EXTRACTED INFORMATION:

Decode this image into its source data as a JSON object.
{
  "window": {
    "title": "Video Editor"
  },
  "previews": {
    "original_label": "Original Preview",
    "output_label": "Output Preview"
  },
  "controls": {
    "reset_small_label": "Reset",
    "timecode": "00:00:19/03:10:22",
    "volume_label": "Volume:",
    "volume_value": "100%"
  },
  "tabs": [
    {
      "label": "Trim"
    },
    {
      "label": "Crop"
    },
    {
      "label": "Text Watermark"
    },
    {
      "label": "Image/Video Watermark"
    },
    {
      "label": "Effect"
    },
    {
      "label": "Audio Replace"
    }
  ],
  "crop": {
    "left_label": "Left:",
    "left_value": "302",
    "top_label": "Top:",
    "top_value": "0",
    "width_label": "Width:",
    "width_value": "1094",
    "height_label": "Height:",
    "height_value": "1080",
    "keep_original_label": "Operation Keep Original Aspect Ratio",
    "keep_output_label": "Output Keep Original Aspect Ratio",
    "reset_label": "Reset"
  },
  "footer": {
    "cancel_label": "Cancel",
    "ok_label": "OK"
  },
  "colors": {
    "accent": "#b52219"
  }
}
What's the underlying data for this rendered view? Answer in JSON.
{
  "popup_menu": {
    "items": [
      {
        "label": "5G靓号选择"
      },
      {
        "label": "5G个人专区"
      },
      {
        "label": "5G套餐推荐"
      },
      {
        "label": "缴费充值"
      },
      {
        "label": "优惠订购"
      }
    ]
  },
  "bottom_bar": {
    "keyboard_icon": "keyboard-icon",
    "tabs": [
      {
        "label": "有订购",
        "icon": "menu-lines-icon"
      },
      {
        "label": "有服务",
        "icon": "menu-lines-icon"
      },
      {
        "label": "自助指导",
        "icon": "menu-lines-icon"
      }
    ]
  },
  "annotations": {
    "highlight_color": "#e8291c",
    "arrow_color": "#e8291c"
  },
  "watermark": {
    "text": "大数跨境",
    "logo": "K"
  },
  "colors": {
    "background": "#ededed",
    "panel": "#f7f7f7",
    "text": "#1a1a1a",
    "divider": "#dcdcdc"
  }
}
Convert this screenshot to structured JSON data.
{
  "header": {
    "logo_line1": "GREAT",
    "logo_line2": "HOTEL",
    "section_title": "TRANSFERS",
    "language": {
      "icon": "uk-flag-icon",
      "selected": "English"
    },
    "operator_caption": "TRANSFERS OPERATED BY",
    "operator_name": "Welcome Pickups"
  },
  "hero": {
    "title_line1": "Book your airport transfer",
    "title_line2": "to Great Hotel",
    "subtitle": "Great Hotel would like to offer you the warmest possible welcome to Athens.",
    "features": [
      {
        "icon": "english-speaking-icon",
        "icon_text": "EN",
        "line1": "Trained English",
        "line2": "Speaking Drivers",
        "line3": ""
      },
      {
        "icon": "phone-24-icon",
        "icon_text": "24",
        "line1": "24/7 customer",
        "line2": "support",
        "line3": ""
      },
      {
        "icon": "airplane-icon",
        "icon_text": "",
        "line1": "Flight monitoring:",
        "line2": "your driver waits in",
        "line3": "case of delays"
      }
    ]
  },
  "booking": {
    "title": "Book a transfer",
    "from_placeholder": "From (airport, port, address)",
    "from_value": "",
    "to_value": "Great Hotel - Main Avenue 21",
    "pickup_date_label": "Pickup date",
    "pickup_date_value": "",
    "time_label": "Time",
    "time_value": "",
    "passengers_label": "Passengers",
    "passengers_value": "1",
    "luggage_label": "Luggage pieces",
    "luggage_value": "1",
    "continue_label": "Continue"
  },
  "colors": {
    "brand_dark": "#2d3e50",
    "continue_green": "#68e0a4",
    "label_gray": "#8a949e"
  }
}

THE REQUEST: Write out every line exactly as it stands.

EXPECTED ANSWER:
Decode this image into its source data as a JSON object.
{
  "window": {
    "title": "Video Editor"
  },
  "previews": {
    "original_label": "Original Preview",
    "output_label": "Output Preview"
  },
  "controls": {
    "reset_small_label": "Reset",
    "timecode": "00:00:19/03:10:22",
    "volume_label": "Volume:",
    "volume_value": "100%"
  },
  "tabs": [
    {
      "label": "Trim"
    },
    {
      "label": "Crop"
    },
    {
      "label": "Text Watermark"
    },
    {
      "label": "Image/Video Watermark"
    },
    {
      "label": "Effect"
    },
    {
      "label": "Audio Replace"
    }
  ],
  "crop": {
    "left_label": "Left:",
    "left_value": "302",
    "top_label": "Top:",
    "top_value": "0",
    "width_label": "Width:",
    "width_value": "1094",
    "height_label": "Height:",
    "height_value": "1080",
    "keep_original_label": "Operation Keep Original Aspect Ratio",
    "keep_output_label": "Output Keep Original Aspect Ratio",
    "reset_label": "Reset"
  },
  "footer": {
    "cancel_label": "Cancel",
    "ok_label": "OK"
  },
  "colors": {
    "accent": "#b52219"
  }
}
What's the underlying data for this rendered view? Answer in JSON.
{
  "popup_menu": {
    "items": [
      {
        "label": "5G靓号选择"
      },
      {
        "label": "5G个人专区"
      },
      {
        "label": "5G套餐推荐"
      },
      {
        "label": "缴费充值"
      },
      {
        "label": "优惠订购"
      }
    ]
  },
  "bottom_bar": {
    "keyboard_icon": "keyboard-icon",
    "tabs": [
      {
        "label": "有订购",
        "icon": "menu-lines-icon"
      },
      {
        "label": "有服务",
        "icon": "menu-lines-icon"
      },
      {
        "label": "自助指导",
        "icon": "menu-lines-icon"
      }
    ]
  },
  "annotations": {
    "highlight_color": "#e8291c",
    "arrow_color": "#e8291c"
  },
  "watermark": {
    "text": "大数跨境",
    "logo": "K"
  },
  "colors": {
    "background": "#ededed",
    "panel": "#f7f7f7",
    "text": "#1a1a1a",
    "divider": "#dcdcdc"
  }
}
Convert this screenshot to structured JSON data.
{
  "header": {
    "logo_line1": "GREAT",
    "logo_line2": "HOTEL",
    "section_title": "TRANSFERS",
    "language": {
      "icon": "uk-flag-icon",
      "selected": "English"
    },
    "operator_caption": "TRANSFERS OPERATED BY",
    "operator_name": "Welcome Pickups"
  },
  "hero": {
    "title_line1": "Book your airport transfer",
    "title_line2": "to Great Hotel",
    "subtitle": "Great Hotel would like to offer you the warmest possible welcome to Athens.",
    "features": [
      {
        "icon": "english-speaking-icon",
        "icon_text": "EN",
        "line1": "Trained English",
        "line2": "Speaking Drivers",
        "line3": ""
      },
      {
        "icon": "phone-24-icon",
        "icon_text": "24",
        "line1": "24/7 customer",
        "line2": "support",
        "line3": ""
      },
      {
        "icon": "airplane-icon",
        "icon_text": "",
        "line1": "Flight monitoring:",
        "line2": "your driver waits in",
        "line3": "case of delays"
      }
    ]
  },
  "booking": {
    "title": "Book a transfer",
    "from_placeholder": "From (airport, port, address)",
    "from_value": "",
    "to_value": "Great Hotel - Main Avenue 21",
    "pickup_date_label": "Pickup date",
    "pickup_date_value": "",
    "time_label": "Time",
    "time_value": "",
    "passengers_label": "Passengers",
    "passengers_value": "1",
    "luggage_label": "Luggage pieces",
    "luggage_value": "1",
    "continue_label": "Continue"
  },
  "colors": {
    "brand_dark": "#2d3e50",
    "continue_green": "#68e0a4",
    "label_gray": "#8a949e"
  }
}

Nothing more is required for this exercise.